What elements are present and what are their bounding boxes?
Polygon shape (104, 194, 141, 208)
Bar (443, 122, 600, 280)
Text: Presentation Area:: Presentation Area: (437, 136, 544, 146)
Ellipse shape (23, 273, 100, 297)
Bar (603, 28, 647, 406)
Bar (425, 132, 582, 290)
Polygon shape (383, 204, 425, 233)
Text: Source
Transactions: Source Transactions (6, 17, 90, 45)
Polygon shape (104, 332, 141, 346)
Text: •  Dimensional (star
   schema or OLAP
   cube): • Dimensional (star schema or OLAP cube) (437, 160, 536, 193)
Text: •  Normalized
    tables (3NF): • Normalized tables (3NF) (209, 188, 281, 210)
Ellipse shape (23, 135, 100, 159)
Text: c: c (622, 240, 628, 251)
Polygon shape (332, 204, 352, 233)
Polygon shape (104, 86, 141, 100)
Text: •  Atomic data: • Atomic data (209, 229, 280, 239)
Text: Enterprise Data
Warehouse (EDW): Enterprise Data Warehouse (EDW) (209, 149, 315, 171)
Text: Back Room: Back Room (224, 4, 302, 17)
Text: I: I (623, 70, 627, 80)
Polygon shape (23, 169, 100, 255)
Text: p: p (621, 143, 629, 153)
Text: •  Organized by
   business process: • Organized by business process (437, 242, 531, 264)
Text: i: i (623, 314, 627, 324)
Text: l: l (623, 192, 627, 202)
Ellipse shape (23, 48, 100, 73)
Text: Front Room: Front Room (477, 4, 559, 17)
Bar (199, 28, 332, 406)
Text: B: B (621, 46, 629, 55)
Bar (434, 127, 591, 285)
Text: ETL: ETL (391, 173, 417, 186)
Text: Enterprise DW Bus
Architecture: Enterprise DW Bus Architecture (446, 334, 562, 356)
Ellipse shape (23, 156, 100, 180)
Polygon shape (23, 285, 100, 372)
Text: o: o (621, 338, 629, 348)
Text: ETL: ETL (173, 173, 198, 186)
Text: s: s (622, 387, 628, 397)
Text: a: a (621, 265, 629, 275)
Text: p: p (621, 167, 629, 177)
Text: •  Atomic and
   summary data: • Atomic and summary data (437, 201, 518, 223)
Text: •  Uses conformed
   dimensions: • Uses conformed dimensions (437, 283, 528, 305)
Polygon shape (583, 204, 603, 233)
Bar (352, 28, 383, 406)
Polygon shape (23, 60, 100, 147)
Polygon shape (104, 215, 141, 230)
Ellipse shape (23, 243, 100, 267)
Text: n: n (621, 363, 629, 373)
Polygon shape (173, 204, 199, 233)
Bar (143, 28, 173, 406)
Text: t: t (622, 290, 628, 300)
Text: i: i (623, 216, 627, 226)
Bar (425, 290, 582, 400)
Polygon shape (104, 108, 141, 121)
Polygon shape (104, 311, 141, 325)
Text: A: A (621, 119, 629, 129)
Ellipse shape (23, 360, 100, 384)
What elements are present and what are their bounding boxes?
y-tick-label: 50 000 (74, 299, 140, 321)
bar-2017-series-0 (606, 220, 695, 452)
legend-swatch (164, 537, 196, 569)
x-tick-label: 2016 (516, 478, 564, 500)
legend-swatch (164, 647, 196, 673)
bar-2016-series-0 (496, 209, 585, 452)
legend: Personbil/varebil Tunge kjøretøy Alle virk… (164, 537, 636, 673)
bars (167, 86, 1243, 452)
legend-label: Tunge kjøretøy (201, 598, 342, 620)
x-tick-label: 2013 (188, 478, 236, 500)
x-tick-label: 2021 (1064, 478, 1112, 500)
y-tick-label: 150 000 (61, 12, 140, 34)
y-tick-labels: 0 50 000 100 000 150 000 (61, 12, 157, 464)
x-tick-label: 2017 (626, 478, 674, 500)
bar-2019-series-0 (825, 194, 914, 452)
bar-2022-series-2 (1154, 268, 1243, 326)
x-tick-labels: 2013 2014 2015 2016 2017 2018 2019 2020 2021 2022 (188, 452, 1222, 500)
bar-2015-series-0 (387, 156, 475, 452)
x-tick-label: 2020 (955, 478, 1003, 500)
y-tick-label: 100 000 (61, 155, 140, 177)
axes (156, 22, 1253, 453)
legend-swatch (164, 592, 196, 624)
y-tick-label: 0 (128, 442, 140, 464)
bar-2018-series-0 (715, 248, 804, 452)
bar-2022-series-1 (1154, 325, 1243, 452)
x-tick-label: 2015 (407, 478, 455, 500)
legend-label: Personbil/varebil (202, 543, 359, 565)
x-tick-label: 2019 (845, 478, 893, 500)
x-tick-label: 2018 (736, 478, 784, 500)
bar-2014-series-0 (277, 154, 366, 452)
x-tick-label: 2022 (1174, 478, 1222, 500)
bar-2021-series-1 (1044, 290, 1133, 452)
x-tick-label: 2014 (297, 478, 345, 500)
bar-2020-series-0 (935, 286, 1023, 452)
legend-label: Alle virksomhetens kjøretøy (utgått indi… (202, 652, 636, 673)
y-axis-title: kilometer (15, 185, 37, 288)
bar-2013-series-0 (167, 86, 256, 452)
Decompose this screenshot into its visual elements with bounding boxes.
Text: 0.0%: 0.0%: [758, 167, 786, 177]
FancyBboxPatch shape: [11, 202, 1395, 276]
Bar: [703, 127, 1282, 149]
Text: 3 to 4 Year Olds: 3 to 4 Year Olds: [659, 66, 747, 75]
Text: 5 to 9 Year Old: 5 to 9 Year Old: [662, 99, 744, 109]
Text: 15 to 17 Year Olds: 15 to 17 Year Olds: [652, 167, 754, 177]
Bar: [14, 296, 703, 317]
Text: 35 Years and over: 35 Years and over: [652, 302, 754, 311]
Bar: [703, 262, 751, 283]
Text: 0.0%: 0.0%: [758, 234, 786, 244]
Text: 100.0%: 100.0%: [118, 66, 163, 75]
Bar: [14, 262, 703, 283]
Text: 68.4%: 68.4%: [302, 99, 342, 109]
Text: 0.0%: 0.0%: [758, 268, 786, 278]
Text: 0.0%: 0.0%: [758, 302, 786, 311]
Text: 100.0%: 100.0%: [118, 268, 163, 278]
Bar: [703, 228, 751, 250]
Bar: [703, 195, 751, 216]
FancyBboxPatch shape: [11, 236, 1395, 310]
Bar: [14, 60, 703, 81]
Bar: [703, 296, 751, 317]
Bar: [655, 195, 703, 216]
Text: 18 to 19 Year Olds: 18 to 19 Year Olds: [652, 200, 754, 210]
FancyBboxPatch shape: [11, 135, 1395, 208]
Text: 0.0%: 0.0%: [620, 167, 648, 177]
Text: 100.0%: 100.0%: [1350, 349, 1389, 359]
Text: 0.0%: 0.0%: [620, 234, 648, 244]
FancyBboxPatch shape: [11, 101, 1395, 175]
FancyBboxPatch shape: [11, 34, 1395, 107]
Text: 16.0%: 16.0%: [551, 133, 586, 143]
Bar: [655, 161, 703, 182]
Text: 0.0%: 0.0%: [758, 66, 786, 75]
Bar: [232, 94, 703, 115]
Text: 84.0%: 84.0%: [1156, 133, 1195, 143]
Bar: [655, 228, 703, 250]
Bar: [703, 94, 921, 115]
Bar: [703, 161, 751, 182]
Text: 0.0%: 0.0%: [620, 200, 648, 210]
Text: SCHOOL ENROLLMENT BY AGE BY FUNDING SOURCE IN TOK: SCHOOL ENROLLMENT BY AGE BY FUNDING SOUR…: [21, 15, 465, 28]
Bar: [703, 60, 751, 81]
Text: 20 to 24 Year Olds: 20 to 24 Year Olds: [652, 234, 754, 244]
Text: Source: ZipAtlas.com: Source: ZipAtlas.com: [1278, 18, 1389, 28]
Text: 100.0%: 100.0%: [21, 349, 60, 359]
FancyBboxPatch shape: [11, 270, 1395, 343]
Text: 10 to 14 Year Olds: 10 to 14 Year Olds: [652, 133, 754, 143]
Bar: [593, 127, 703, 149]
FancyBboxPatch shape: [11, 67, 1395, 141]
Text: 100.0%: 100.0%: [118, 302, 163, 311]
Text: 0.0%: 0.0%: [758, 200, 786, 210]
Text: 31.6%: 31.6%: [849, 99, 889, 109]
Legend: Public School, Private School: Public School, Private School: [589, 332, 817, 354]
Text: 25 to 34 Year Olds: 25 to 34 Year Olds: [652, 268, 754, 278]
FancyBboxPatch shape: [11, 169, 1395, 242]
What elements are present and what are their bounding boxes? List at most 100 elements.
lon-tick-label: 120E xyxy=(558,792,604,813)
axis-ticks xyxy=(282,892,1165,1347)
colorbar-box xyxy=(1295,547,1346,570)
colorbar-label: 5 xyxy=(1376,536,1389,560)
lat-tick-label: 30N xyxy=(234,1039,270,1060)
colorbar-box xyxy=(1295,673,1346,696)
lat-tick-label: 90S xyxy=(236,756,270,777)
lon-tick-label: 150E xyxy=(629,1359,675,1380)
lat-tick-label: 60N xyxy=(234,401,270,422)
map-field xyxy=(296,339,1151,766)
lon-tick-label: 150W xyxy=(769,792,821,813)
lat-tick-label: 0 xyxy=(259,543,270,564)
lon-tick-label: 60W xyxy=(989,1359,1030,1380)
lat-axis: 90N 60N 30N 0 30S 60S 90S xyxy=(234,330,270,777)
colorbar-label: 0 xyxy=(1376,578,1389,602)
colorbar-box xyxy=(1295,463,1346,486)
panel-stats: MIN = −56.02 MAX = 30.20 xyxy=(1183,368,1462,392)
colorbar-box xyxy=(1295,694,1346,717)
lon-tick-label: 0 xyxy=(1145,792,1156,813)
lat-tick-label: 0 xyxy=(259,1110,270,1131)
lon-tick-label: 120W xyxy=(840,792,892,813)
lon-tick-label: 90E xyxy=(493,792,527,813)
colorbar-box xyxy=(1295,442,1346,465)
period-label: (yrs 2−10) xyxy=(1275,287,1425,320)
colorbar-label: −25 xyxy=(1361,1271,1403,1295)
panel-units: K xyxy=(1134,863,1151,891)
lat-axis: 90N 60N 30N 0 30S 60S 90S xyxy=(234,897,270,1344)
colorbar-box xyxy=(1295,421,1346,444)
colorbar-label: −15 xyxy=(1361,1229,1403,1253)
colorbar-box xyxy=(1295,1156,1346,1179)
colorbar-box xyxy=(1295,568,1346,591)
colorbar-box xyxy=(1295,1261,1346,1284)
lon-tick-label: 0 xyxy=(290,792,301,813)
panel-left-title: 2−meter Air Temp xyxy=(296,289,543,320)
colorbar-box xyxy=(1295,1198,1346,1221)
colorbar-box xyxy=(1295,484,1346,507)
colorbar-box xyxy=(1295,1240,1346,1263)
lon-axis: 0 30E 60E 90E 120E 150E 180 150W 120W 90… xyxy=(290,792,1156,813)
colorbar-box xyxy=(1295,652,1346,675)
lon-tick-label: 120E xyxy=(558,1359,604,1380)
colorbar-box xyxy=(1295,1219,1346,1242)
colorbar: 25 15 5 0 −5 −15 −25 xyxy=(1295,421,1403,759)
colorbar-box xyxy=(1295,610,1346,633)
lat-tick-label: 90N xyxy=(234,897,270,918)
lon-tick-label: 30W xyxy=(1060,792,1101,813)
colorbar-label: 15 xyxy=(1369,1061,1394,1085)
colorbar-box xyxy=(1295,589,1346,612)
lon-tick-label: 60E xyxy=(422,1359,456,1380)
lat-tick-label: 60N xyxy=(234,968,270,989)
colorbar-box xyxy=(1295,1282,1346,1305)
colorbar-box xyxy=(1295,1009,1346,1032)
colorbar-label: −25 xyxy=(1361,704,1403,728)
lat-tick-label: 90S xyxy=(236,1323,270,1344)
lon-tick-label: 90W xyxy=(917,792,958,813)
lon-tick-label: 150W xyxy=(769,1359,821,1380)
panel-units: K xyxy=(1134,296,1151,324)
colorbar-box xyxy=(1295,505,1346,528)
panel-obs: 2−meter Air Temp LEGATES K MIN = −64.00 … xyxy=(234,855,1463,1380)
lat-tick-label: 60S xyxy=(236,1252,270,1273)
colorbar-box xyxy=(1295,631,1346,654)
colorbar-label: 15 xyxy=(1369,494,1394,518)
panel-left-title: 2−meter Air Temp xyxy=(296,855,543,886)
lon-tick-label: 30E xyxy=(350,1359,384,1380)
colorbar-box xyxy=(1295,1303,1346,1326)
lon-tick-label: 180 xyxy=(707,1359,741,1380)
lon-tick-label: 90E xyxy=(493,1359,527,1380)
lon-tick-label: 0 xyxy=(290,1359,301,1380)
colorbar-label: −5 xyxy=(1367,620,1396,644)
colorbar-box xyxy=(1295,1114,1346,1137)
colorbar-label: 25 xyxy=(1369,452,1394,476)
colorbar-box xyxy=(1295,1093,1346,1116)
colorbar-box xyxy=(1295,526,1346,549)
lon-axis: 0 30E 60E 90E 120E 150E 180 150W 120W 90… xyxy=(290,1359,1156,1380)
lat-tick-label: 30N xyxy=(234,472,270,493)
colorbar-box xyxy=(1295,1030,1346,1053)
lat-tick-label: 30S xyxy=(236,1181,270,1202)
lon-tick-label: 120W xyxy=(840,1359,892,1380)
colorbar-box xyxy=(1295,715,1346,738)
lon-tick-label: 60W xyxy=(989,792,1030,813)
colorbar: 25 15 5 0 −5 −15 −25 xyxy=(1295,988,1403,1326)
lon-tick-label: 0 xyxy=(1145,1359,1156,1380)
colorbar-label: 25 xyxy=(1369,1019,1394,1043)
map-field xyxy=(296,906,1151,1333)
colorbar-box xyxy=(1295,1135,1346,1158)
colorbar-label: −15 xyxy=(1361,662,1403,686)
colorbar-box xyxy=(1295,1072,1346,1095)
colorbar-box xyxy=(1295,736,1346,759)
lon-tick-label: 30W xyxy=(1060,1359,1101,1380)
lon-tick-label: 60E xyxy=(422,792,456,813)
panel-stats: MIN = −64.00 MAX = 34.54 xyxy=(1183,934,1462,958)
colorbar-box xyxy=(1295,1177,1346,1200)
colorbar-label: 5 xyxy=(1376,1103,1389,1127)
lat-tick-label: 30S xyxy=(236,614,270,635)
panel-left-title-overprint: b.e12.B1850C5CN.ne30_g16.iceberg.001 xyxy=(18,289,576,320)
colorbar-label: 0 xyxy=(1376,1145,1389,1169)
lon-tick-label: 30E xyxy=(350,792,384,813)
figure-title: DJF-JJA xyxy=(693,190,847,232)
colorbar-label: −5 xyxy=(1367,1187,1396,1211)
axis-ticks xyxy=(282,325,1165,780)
-*-
Brief: Please format the entries from the very first line through the line containing "Polygon shape (23, 169, 100, 255)" as a JSON list of strings, one string per line with blank lines dropped. Include nothing past that line.

Response:
[
  "What elements are present and what are their bounding boxes?",
  "Polygon shape (104, 194, 141, 208)",
  "Bar (443, 122, 600, 280)",
  "Text: Presentation Area:: Presentation Area: (437, 136, 544, 146)",
  "Ellipse shape (23, 273, 100, 297)",
  "Bar (603, 28, 647, 406)",
  "Bar (425, 132, 582, 290)",
  "Polygon shape (383, 204, 425, 233)",
  "Text: Source",
  "Transactions: Source Transactions (6, 17, 90, 45)",
  "Polygon shape (104, 332, 141, 346)",
  "Text: •  Dimensional (star",
  "   schema or OLAP",
  "   cube): • Dimensional (star schema or OLAP cube) (437, 160, 536, 193)",
  "Text: •  Normalized",
  "    tables (3NF): • Normalized tables (3NF) (209, 188, 281, 210)",
  "Ellipse shape (23, 135, 100, 159)",
  "Text: c: c (622, 240, 628, 251)",
  "Polygon shape (332, 204, 352, 233)",
  "Polygon shape (104, 86, 141, 100)",
  "Text: •  Atomic data: • Atomic data (209, 229, 280, 239)",
  "Text: Enterprise Data",
  "Warehouse (EDW): Enterprise Data Warehouse (EDW) (209, 149, 315, 171)",
  "Text: Back Room: Back Room (224, 4, 302, 17)",
  "Text: I: I (623, 70, 627, 80)",
  "Polygon shape (23, 169, 100, 255)"
]